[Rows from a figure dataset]
═══

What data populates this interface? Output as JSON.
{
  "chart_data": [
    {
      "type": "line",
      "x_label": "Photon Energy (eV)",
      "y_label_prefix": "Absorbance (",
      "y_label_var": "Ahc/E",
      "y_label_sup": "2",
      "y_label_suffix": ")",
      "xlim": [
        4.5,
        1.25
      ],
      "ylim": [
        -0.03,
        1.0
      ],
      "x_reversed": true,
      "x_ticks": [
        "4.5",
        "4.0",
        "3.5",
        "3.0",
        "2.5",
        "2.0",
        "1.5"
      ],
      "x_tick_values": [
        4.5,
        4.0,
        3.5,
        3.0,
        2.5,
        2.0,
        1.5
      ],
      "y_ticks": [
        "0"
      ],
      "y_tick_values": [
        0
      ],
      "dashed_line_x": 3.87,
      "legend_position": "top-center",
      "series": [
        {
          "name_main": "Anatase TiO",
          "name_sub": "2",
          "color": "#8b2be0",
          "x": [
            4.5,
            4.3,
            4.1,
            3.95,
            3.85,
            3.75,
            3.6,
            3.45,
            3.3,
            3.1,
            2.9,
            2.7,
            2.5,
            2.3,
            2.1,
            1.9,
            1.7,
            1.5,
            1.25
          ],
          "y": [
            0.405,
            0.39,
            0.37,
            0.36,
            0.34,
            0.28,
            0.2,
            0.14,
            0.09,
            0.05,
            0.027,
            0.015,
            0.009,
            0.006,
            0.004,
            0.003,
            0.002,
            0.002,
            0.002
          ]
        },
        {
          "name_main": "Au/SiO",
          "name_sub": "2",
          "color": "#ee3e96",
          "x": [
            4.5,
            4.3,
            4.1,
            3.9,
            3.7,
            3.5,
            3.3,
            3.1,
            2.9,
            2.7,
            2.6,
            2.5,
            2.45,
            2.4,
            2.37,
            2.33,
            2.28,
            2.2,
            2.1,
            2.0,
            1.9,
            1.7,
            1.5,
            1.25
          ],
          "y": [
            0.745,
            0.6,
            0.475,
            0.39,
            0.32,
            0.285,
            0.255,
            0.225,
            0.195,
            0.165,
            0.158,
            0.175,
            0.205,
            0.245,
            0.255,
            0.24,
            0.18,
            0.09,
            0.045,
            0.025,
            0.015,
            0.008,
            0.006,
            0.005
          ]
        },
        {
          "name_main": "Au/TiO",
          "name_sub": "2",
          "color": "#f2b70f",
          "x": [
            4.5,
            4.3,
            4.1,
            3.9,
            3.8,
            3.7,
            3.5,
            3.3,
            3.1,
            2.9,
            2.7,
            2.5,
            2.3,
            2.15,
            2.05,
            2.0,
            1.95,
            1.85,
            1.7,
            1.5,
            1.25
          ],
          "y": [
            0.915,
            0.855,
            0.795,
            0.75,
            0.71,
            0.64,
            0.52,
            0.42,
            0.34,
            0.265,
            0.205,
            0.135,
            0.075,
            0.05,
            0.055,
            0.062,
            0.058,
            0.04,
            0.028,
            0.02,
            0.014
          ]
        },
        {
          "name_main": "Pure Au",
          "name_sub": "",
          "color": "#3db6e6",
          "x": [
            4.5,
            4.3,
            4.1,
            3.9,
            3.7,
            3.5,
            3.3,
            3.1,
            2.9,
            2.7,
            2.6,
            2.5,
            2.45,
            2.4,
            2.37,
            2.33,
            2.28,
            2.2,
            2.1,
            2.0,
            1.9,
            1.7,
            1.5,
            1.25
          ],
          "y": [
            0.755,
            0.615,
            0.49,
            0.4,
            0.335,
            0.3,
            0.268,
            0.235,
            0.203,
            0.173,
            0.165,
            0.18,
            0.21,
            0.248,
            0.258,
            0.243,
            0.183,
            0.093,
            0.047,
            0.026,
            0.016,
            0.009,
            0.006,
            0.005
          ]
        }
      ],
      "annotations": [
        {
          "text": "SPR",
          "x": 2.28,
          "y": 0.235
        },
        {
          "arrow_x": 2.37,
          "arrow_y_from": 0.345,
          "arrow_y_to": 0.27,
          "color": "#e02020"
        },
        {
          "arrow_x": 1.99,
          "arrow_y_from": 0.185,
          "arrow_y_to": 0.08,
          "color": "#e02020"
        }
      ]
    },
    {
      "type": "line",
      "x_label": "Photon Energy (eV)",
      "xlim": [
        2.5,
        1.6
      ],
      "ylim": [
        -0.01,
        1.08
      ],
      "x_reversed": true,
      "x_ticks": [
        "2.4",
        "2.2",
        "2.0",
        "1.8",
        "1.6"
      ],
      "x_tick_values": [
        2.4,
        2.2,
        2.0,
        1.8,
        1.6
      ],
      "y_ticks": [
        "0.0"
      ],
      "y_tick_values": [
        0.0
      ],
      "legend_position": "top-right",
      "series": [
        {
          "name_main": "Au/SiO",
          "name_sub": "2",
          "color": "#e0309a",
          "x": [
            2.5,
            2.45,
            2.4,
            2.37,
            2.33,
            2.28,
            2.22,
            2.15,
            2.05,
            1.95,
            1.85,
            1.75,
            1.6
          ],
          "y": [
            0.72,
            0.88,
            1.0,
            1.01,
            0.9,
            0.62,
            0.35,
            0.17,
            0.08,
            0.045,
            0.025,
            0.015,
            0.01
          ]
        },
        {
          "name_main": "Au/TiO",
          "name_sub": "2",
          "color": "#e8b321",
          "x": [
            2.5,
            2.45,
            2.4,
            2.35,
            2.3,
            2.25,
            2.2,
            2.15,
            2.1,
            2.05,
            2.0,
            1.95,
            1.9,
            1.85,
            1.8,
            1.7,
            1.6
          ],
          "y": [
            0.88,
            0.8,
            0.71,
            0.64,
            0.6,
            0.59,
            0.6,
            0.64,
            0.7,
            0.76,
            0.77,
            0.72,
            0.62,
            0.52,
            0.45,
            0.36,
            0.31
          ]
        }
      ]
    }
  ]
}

═══

Retype all of the material above with every character intact.

_FINISHED EXERCISE_.
What data populates this interface? Output as JSON.
{
  "chart_data": [
    {
      "type": "line",
      "x_label": "Photon Energy (eV)",
      "y_label_prefix": "Absorbance (",
      "y_label_var": "Ahc/E",
      "y_label_sup": "2",
      "y_label_suffix": ")",
      "xlim": [
        4.5,
        1.25
      ],
      "ylim": [
        -0.03,
        1.0
      ],
      "x_reversed": true,
      "x_ticks": [
        "4.5",
        "4.0",
        "3.5",
        "3.0",
        "2.5",
        "2.0",
        "1.5"
      ],
      "x_tick_values": [
        4.5,
        4.0,
        3.5,
        3.0,
        2.5,
        2.0,
        1.5
      ],
      "y_ticks": [
        "0"
      ],
      "y_tick_values": [
        0
      ],
      "dashed_line_x": 3.87,
      "legend_position": "top-center",
      "series": [
        {
          "name_main": "Anatase TiO",
          "name_sub": "2",
          "color": "#8b2be0",
          "x": [
            4.5,
            4.3,
            4.1,
            3.95,
            3.85,
            3.75,
            3.6,
            3.45,
            3.3,
            3.1,
            2.9,
            2.7,
            2.5,
            2.3,
            2.1,
            1.9,
            1.7,
            1.5,
            1.25
          ],
          "y": [
            0.405,
            0.39,
            0.37,
            0.36,
            0.34,
            0.28,
            0.2,
            0.14,
            0.09,
            0.05,
            0.027,
            0.015,
            0.009,
            0.006,
            0.004,
            0.003,
            0.002,
            0.002,
            0.002
          ]
        },
        {
          "name_main": "Au/SiO",
          "name_sub": "2",
          "color": "#ee3e96",
          "x": [
            4.5,
            4.3,
            4.1,
            3.9,
            3.7,
            3.5,
            3.3,
            3.1,
            2.9,
            2.7,
            2.6,
            2.5,
            2.45,
            2.4,
            2.37,
            2.33,
            2.28,
            2.2,
            2.1,
            2.0,
            1.9,
            1.7,
            1.5,
            1.25
          ],
          "y": [
            0.745,
            0.6,
            0.475,
            0.39,
            0.32,
            0.285,
            0.255,
            0.225,
            0.195,
            0.165,
            0.158,
            0.175,
            0.205,
            0.245,
            0.255,
            0.24,
            0.18,
            0.09,
            0.045,
            0.025,
            0.015,
            0.008,
            0.006,
            0.005
          ]
        },
        {
          "name_main": "Au/TiO",
          "name_sub": "2",
          "color": "#f2b70f",
          "x": [
            4.5,
            4.3,
            4.1,
            3.9,
            3.8,
            3.7,
            3.5,
            3.3,
            3.1,
            2.9,
            2.7,
            2.5,
            2.3,
            2.15,
            2.05,
            2.0,
            1.95,
            1.85,
            1.7,
            1.5,
            1.25
          ],
          "y": [
            0.915,
            0.855,
            0.795,
            0.75,
            0.71,
            0.64,
            0.52,
            0.42,
            0.34,
            0.265,
            0.205,
            0.135,
            0.075,
            0.05,
            0.055,
            0.062,
            0.058,
            0.04,
            0.028,
            0.02,
            0.014
          ]
        },
        {
          "name_main": "Pure Au",
          "name_sub": "",
          "color": "#3db6e6",
          "x": [
            4.5,
            4.3,
            4.1,
            3.9,
            3.7,
            3.5,
            3.3,
            3.1,
            2.9,
            2.7,
            2.6,
            2.5,
            2.45,
            2.4,
            2.37,
            2.33,
            2.28,
            2.2,
            2.1,
            2.0,
            1.9,
            1.7,
            1.5,
            1.25
          ],
          "y": [
            0.755,
            0.615,
            0.49,
            0.4,
            0.335,
            0.3,
            0.268,
            0.235,
            0.203,
            0.173,
            0.165,
            0.18,
            0.21,
            0.248,
            0.258,
            0.243,
            0.183,
            0.093,
            0.047,
            0.026,
            0.016,
            0.009,
            0.006,
            0.005
          ]
        }
      ],
      "annotations": [
        {
          "text": "SPR",
          "x": 2.28,
          "y": 0.235
        },
        {
          "arrow_x": 2.37,
          "arrow_y_from": 0.345,
          "arrow_y_to": 0.27,
          "color": "#e02020"
        },
        {
          "arrow_x": 1.99,
          "arrow_y_from": 0.185,
          "arrow_y_to": 0.08,
          "color": "#e02020"
        }
      ]
    },
    {
      "type": "line",
      "x_label": "Photon Energy (eV)",
      "xlim": [
        2.5,
        1.6
      ],
      "ylim": [
        -0.01,
        1.08
      ],
      "x_reversed": true,
      "x_ticks": [
        "2.4",
        "2.2",
        "2.0",
        "1.8",
        "1.6"
      ],
      "x_tick_values": [
        2.4,
        2.2,
        2.0,
        1.8,
        1.6
      ],
      "y_ticks": [
        "0.0"
      ],
      "y_tick_values": [
        0.0
      ],
      "legend_position": "top-right",
      "series": [
        {
          "name_main": "Au/SiO",
          "name_sub": "2",
          "color": "#e0309a",
          "x": [
            2.5,
            2.45,
            2.4,
            2.37,
            2.33,
            2.28,
            2.22,
            2.15,
            2.05,
            1.95,
            1.85,
            1.75,
            1.6
          ],
          "y": [
            0.72,
            0.88,
            1.0,
            1.01,
            0.9,
            0.62,
            0.35,
            0.17,
            0.08,
            0.045,
            0.025,
            0.015,
            0.01
          ]
        },
        {
          "name_main": "Au/TiO",
          "name_sub": "2",
          "color": "#e8b321",
          "x": [
            2.5,
            2.45,
            2.4,
            2.35,
            2.3,
            2.25,
            2.2,
            2.15,
            2.1,
            2.05,
            2.0,
            1.95,
            1.9,
            1.85,
            1.8,
            1.7,
            1.6
          ],
          "y": [
            0.88,
            0.8,
            0.71,
            0.64,
            0.6,
            0.59,
            0.6,
            0.64,
            0.7,
            0.76,
            0.77,
            0.72,
            0.62,
            0.52,
            0.45,
            0.36,
            0.31
          ]
        }
      ]
    }
  ]
}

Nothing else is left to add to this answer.